I clean out the well after each shave now.


(*) It apparently does-beard hair grows faster than hair head, and several people suggested that as pigment production slows, the beard hair shows bleaching sooner.

Japanese Christians

Apparently during the persecutions, some of the samurai were hidden Christians, confirming a rumor I wasn't familiar with. One of the sword guards is pretty obvious, others much less so. Time to bone up on some more history.

Rome life

A translation of an Italian story about analysis of skeletons in Rome finds a brutal and short life for "Roman working class." Hmm. How do they know these were Romans and not slaves? And did the translator really mean "osteopath?" I'll assume the latter was a translation error and the dead were slaves. Pretty grim.

Friday, June 03, 2016

Truth in advertising

For a 13-year-old Impala:

(Ours is holding up mostly OK, though.)

Thursday, June 02, 2016

Pump

How many things are wrong with this situation?
Residents of Kuwah Town located in Kpatolie Clan, Salala District, Lower Bong, are still drinking from streams and nearby creeks because they lack a source of safe drinking water in the area. The residents are appealing to the government to provide them with at least a hand pump that
will provide them with safe drinking water ...

Kuwah Town Chief Bigboy George told LINA that his town not only lacks access to safe drinking water, but also good roads, clinics and schools which, he said, subjects the inhabitants to severe hardships.

Town Chief George said the only hand pump in town, installed long ago by a local non-governmental organization, has since broken leaving the over 500 households compelled to draw a bucket of drinking water every day from nearby streams.

Yes, those nearby streams are polluted.

That nameless NGO seems to have overlooked maintenance and ownership: who maintains the well, and who replaces it? In my not so humble judgment the town should have gotten an up-front warning: we'll put it in, but you need to save some taxes to pay for maintenance and replacement. Google suggests that a pump of this kind costs about \$60: triple that for import costs and duties (WAG), and call it \$200. Triple that again for installation. That comes to \$1.20 per household--a not entirely trivial expense, but over a few years it wouldn't pinch hard.

Would the chief "eat the money?" I wonder. I'd not bet that he wouldn't, but Liberia has surprised me before and possibly the family ties in the village would be strong enough to keep him honest.

Wednesday, June 01, 2016

Just saying...

I see headlines about polls saying Trump can beat Hillary, and about polls saying he can't. I read others explaining how he appeals to the alienated, and how this is either good or bad, depending on the political persuasion of the writer.

I noticed that none of these folks predicted his success. Given their typical topics and persuasions, I'd bet that they personally know very few of the people they attempt to psychoanalyze, even though there must be quite a few Trump supporters around the country.

Why exactly am I to consider them experts? I suppose newspaper pundits don't get paid unless they say something, but random opining gives no reliable enlightenment.

'Can you not remain in doubt?'

'I don’t know that I have ever tried.'

'You must learn to, if you are to come far with me. It is not hard to do it. In Eschropolis, indeed, it is impossible, for the people who live there have to give an opinion once a week or once a day, or else Mr. Mammon would soon cut off their food. But out here in the country you can walk all day and all the next day with an unanswered question in your head: you need never speak until you have made up your mind.'

There are people who know what they talk about--finding them is the hard part. And there's no good reason why they should have something significant to say each and every morning.

I figure there's a good chance I can learn some things from someone who predicted World War T a few years before the deluge. There are plenty of genuine experts who can explain happenings in their respective fields. Curious and even-handed bloggers can be treasures.

But I have no idea where to look to find a Trump expert. I'll try to ignore what I read about his popularity--especially when it seems probable, since I don't know any of them myself and any priors I have will also be random.

_Tasks:_
(a) In the blog excerpt, how many households does the town chief say must draw drinking water from nearby streams?
(b) Please repeat the blog excerpt word for word, beginning at the words "I figure there's" and stopping after "also be random.".

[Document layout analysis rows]
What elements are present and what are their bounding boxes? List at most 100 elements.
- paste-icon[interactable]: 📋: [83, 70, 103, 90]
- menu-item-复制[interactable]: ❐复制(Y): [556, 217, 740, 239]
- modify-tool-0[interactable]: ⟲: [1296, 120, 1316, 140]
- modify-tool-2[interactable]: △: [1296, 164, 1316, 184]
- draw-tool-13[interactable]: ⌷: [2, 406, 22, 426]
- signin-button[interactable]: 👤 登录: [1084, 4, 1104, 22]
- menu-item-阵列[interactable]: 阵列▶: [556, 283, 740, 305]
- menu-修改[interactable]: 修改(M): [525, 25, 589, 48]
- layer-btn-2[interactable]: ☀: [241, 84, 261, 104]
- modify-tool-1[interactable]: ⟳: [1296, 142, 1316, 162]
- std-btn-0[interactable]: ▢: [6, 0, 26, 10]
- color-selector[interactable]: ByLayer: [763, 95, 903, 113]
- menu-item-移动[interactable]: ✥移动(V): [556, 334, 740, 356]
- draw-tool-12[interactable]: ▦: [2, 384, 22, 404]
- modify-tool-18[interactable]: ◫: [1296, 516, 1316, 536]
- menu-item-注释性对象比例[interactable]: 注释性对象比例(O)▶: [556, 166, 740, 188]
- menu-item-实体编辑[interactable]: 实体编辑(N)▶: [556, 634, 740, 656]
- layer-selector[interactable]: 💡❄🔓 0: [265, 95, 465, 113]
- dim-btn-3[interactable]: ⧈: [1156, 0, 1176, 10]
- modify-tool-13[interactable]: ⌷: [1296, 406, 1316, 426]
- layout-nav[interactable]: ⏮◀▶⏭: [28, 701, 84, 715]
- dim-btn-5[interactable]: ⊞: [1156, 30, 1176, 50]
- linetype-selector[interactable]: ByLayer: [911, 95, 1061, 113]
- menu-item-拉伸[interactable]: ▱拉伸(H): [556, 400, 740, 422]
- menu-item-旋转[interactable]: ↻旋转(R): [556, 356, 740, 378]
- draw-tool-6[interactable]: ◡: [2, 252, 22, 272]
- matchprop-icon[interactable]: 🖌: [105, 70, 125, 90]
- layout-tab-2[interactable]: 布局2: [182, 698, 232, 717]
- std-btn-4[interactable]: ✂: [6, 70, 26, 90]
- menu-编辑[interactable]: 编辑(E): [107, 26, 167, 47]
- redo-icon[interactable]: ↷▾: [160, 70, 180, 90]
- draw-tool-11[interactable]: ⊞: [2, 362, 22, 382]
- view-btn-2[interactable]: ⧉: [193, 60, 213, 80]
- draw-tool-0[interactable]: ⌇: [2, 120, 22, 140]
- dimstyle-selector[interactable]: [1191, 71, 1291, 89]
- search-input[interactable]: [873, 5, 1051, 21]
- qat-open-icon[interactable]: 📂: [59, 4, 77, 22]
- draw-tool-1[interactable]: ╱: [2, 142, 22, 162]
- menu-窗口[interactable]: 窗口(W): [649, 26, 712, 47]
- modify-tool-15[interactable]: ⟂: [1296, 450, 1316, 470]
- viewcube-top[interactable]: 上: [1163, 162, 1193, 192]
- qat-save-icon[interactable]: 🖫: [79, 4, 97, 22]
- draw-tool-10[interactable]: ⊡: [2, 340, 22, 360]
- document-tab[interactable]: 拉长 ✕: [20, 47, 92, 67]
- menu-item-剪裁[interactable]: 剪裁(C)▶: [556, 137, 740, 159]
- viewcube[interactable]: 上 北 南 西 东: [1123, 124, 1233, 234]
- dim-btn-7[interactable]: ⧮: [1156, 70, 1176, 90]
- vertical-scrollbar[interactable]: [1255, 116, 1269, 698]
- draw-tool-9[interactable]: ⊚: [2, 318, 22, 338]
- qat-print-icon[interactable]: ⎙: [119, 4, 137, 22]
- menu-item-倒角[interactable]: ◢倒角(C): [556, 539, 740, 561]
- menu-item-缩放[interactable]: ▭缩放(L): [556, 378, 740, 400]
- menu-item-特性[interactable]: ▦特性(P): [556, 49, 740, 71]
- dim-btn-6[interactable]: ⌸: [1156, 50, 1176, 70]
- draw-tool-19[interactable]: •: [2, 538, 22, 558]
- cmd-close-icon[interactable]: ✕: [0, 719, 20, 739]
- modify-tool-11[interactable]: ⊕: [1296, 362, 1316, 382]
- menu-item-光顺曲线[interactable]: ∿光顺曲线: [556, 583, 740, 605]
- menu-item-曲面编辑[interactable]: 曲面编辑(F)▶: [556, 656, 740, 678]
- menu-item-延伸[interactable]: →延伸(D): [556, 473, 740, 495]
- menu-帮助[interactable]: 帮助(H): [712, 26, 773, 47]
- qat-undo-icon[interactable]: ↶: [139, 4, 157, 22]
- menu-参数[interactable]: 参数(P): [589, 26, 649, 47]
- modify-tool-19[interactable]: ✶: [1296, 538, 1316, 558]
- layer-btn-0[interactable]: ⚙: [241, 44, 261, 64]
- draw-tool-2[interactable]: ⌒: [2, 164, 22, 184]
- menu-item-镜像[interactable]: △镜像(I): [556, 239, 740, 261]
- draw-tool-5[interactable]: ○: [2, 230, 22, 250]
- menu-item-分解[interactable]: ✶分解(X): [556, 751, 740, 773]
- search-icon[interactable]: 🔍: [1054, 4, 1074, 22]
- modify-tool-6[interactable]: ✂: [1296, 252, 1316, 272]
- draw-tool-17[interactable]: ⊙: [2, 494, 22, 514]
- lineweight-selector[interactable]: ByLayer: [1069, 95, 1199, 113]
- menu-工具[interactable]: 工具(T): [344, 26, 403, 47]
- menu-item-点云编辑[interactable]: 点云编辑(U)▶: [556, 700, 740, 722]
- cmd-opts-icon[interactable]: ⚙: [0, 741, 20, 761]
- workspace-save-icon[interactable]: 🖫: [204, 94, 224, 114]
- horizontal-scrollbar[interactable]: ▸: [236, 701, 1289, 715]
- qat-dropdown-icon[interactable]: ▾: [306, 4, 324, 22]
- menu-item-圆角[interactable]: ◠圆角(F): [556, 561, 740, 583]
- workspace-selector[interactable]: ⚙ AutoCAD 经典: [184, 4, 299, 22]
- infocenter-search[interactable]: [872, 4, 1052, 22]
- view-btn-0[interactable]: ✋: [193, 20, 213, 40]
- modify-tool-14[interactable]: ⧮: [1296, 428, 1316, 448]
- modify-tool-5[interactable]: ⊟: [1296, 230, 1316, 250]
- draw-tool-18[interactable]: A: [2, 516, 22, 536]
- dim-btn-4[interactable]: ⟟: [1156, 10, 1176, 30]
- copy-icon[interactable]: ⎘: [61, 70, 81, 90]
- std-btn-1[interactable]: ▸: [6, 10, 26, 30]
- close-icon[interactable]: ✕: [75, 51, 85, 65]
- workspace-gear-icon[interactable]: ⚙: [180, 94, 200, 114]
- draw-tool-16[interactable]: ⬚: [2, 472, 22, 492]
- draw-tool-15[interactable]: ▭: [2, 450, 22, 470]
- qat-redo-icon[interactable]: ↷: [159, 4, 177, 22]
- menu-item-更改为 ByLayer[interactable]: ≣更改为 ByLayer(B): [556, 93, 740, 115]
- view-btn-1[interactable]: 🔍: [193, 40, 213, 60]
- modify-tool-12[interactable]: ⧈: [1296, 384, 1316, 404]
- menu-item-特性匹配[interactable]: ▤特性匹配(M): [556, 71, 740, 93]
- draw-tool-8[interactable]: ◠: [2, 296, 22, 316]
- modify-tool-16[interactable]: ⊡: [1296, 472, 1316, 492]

_Written responses:_
(a) Over 500 households.

(b)
I figure there's a good chance I can learn some things from someone who predicted World War T a few years before the deluge. There are plenty of genuine experts who can explain happenings in their respective fields. Curious and even-handed bloggers can be treasures.

But I have no idea where to look to find a Trump expert. I'll try to ignore what I read about his popularity--especially when it seems probable, since I don't know any of them myself and any priors I have will also be random.